• **AIM OF THE TASK**
Leave out the pictures and transcribe everything else exactly.

• **LISTING**
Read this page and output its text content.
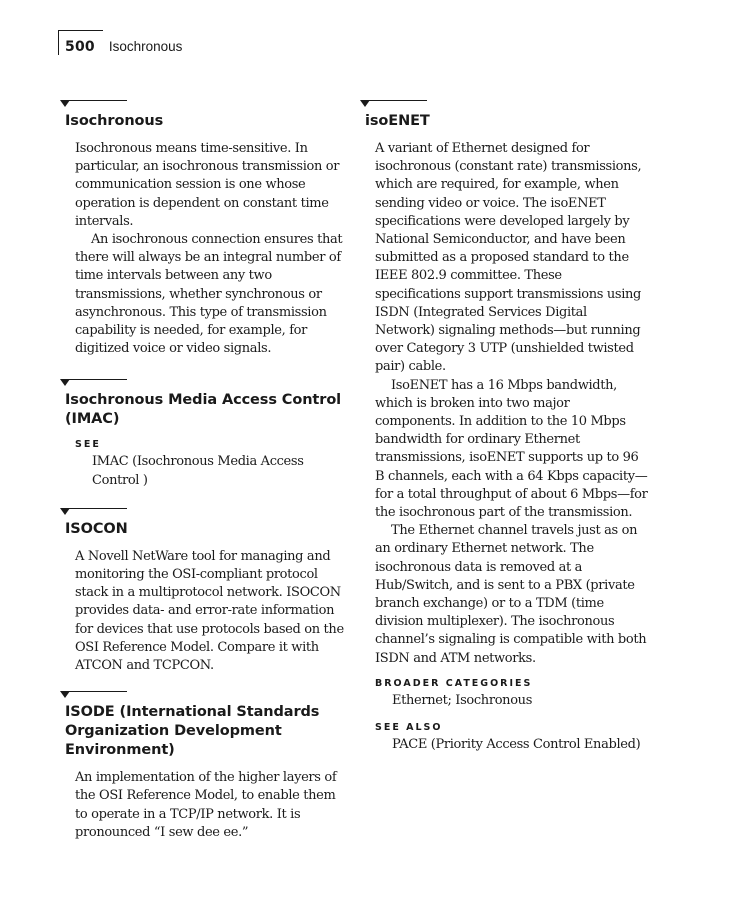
500 Isochronous
Isochronous

Isochronous means time-sensitive. In particular, an isochronous transmission or communication session is one whose operation is dependent on constant time intervals.

An isochronous connection ensures that there will always be an integral number of time intervals between any two transmissions, whether synchronous or asynchronous. This type of transmission capability is needed, for example, for digitized voice or video signals.

Isochronous Media Access Control (IMAC)
SEE
IMAC (Isochronous Media Access Control )
ISOCON

A Novell NetWare tool for managing and monitoring the OSI-compliant protocol stack in a multiprotocol network. ISOCON provides data- and error-rate information for devices that use protocols based on the OSI Reference Model. Compare it with ATCON and TCPCON.

ISODE (International Standards Organization Development Environment)

An implementation of the higher layers of the OSI Reference Model, to enable them to operate in a TCP/IP network. It is pronounced “I sew dee ee.”

isoENET

A variant of Ethernet designed for isochronous (constant rate) transmissions, which are required, for example, when sending video or voice. The isoENET specifications were developed largely by National Semiconductor, and have been submitted as a proposed standard to the IEEE 802.9 committee. These specifications support transmissions using ISDN (Integrated Services Digital Network) signaling methods—but running over Category 3 UTP (unshielded twisted pair) cable.

IsoENET has a 16 Mbps bandwidth, which is broken into two major components. In addition to the 10 Mbps bandwidth for ordinary Ethernet transmissions, isoENET supports up to 96 B channels, each with a 64 Kbps capacity—for a total throughput of about 6 Mbps—for the isochronous part of the transmission.

The Ethernet channel travels just as on an ordinary Ethernet network. The isochronous data is removed at a Hub/Switch, and is sent to a PBX (private branch exchange) or to a TDM (time division multiplexer). The isochronous channel’s signaling is compatible with both ISDN and ATM networks.

BROADER CATEGORIES
Ethernet; Isochronous
SEE ALSO
PACE (Priority Access Control Enabled)
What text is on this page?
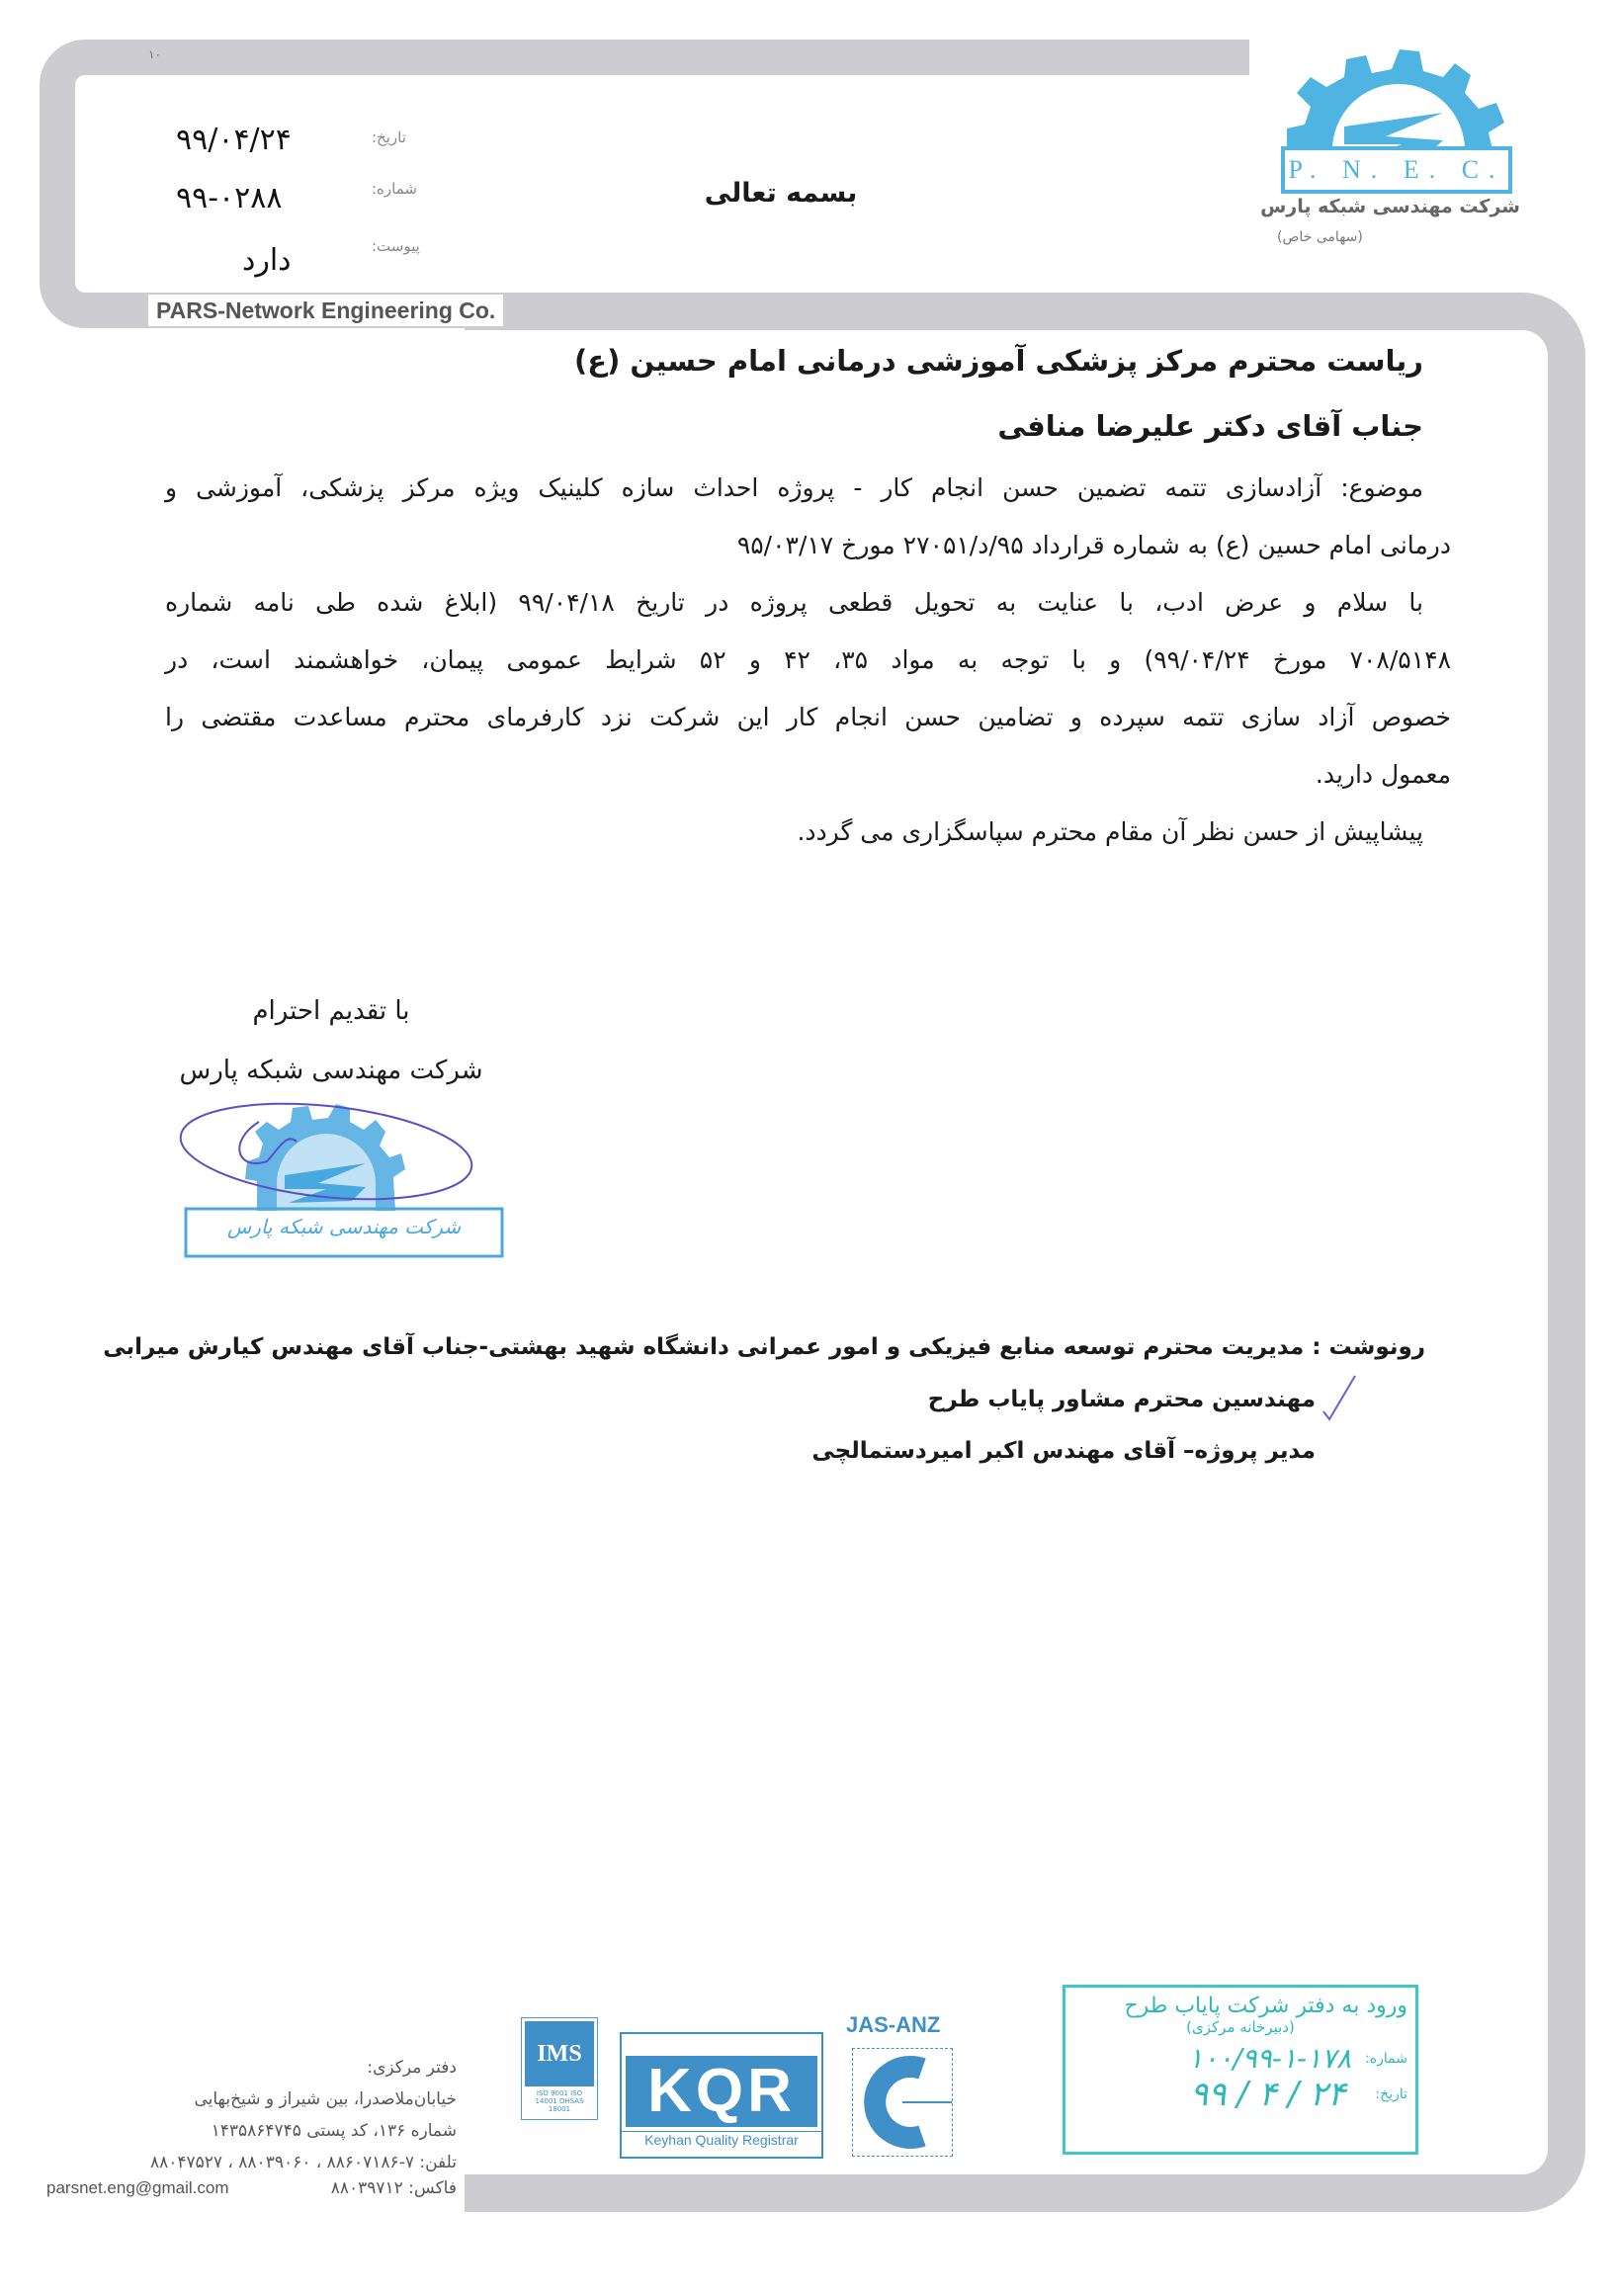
۱۰
P. N. E. C.
شرکت مهندسی شبکه پارس
(سهامی خاص)
تاریخ:
۹۹/۰۴/۲۴
شماره:
۹۹-۰۲۸۸
پیوست:
دارد
بسمه تعالی
PARS-Network Engineering Co.
ریاست محترم مرکز پزشکی آموزشی درمانی امام حسین (ع)
جناب آقای دکتر علیرضا منافی
موضوع: آزادسازی تتمه تضمین حسن انجام کار - پروژه احداث سازه کلینیک ویژه مرکز پزشکی، آموزشی و
درمانی امام حسین (ع) به شماره قرارداد ۹۵/د/۲۷۰۵۱ مورخ ۹۵/۰۳/۱۷
با سلام و عرض ادب، با عنایت به تحویل قطعی پروژه در تاریخ ۹۹/۰۴/۱۸ (ابلاغ شده طی نامه شماره
۷۰۸/۵۱۴۸ مورخ ۹۹/۰۴/۲۴) و با توجه به مواد ۳۵، ۴۲ و ۵۲ شرایط عمومی پیمان، خواهشمند است، در
خصوص آزاد سازی تتمه سپرده و تضامین حسن انجام کار این شرکت نزد کارفرمای محترم مساعدت مقتضی را
معمول دارید.
پیشاپیش از حسن نظر آن مقام محترم سپاسگزاری می گردد.
با تقدیم احترام
شرکت مهندسی شبکه پارس
شرکت مهندسی شبکه پارس
رونوشت : مدیریت محترم توسعه منابع فیزیکی و امور عمرانی دانشگاه شهید بهشتی-جناب آقای مهندس کیارش میرابی
مهندسین محترم مشاور پایاب طرح
مدیر پروژه– آقای مهندس اکبر امیردستمالچی
دفتر مرکزی:
خیابان‌ملاصدرا، بین شیراز و شیخ‌بهایی
شماره ۱۳۶، کد پستی ۱۴۳۵۸۶۴۷۴۵
تلفن: ۷-۸۸۶۰۷۱۸۶ ، ۸۸۰۳۹۰۶۰ ، ۸۸۰۴۷۵۲۷
فاکس: ۸۸۰۳۹۷۱۲
parsnet.eng@gmail.com
IMS
ISO 9001 ISO 14001 OHSAS 18001	KQR
Keyhan Quality Registrar
JAS-ANZ
ورود به دفتر شرکت پایاب طرح
(دبیرخانه مرکزی)
شماره:
۱۰۰/۹۹-۱-۱۷۸
تاریخ:
۲۴ / ۴ / ۹۹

• **RESPONSE TO THIS EXERCISE**
Read this page and output its text content.
500 Isochronous
Isochronous

Isochronous means time-sensitive. In particular, an isochronous transmission or communication session is one whose operation is dependent on constant time intervals.

An isochronous connection ensures that there will always be an integral number of time intervals between any two transmissions, whether synchronous or asynchronous. This type of transmission capability is needed, for example, for digitized voice or video signals.

Isochronous Media Access Control (IMAC)
SEE
IMAC (Isochronous Media Access Control )
ISOCON

A Novell NetWare tool for managing and monitoring the OSI-compliant protocol stack in a multiprotocol network. ISOCON provides data- and error-rate information for devices that use protocols based on the OSI Reference Model. Compare it with ATCON and TCPCON.

ISODE (International Standards Organization Development Environment)

An implementation of the higher layers of the OSI Reference Model, to enable them to operate in a TCP/IP network. It is pronounced “I sew dee ee.”

isoENET

A variant of Ethernet designed for isochronous (constant rate) transmissions, which are required, for example, when sending video or voice. The isoENET specifications were developed largely by National Semiconductor, and have been submitted as a proposed standard to the IEEE 802.9 committee. These specifications support transmissions using ISDN (Integrated Services Digital Network) signaling methods—but running over Category 3 UTP (unshielded twisted pair) cable.

IsoENET has a 16 Mbps bandwidth, which is broken into two major components. In addition to the 10 Mbps bandwidth for ordinary Ethernet transmissions, isoENET supports up to 96 B channels, each with a 64 Kbps capacity—for a total throughput of about 6 Mbps—for the isochronous part of the transmission.

The Ethernet channel travels just as on an ordinary Ethernet network. The isochronous data is removed at a Hub/Switch, and is sent to a PBX (private branch exchange) or to a TDM (time division multiplexer). The isochronous channel’s signaling is compatible with both ISDN and ATM networks.

BROADER CATEGORIES
Ethernet; Isochronous
SEE ALSO
PACE (Priority Access Control Enabled)
What text is on this page?
۱۰
P. N. E. C.
شرکت مهندسی شبکه پارس
(سهامی خاص)
تاریخ:
۹۹/۰۴/۲۴
شماره:
۹۹-۰۲۸۸
پیوست:
دارد
بسمه تعالی
PARS-Network Engineering Co.
ریاست محترم مرکز پزشکی آموزشی درمانی امام حسین (ع)
جناب آقای دکتر علیرضا منافی
موضوع: آزادسازی تتمه تضمین حسن انجام کار - پروژه احداث سازه کلینیک ویژه مرکز پزشکی، آموزشی و
درمانی امام حسین (ع) به شماره قرارداد ۹۵/د/۲۷۰۵۱ مورخ ۹۵/۰۳/۱۷
با سلام و عرض ادب، با عنایت به تحویل قطعی پروژه در تاریخ ۹۹/۰۴/۱۸ (ابلاغ شده طی نامه شماره
۷۰۸/۵۱۴۸ مورخ ۹۹/۰۴/۲۴) و با توجه به مواد ۳۵، ۴۲ و ۵۲ شرایط عمومی پیمان، خواهشمند است، در
خصوص آزاد سازی تتمه سپرده و تضامین حسن انجام کار این شرکت نزد کارفرمای محترم مساعدت مقتضی را
معمول دارید.
پیشاپیش از حسن نظر آن مقام محترم سپاسگزاری می گردد.
با تقدیم احترام
شرکت مهندسی شبکه پارس
شرکت مهندسی شبکه پارس
رونوشت : مدیریت محترم توسعه منابع فیزیکی و امور عمرانی دانشگاه شهید بهشتی-جناب آقای مهندس کیارش میرابی
مهندسین محترم مشاور پایاب طرح
مدیر پروژه– آقای مهندس اکبر امیردستمالچی
دفتر مرکزی:
خیابان‌ملاصدرا، بین شیراز و شیخ‌بهایی
شماره ۱۳۶، کد پستی ۱۴۳۵۸۶۴۷۴۵
تلفن: ۷-۸۸۶۰۷۱۸۶ ، ۸۸۰۳۹۰۶۰ ، ۸۸۰۴۷۵۲۷
فاکس: ۸۸۰۳۹۷۱۲
parsnet.eng@gmail.com
IMS
ISO 9001 ISO 14001 OHSAS 18001	KQR
Keyhan Quality Registrar
JAS-ANZ
ورود به دفتر شرکت پایاب طرح
(دبیرخانه مرکزی)
شماره:
۱۰۰/۹۹-۱-۱۷۸
تاریخ:
۲۴ / ۴ / ۹۹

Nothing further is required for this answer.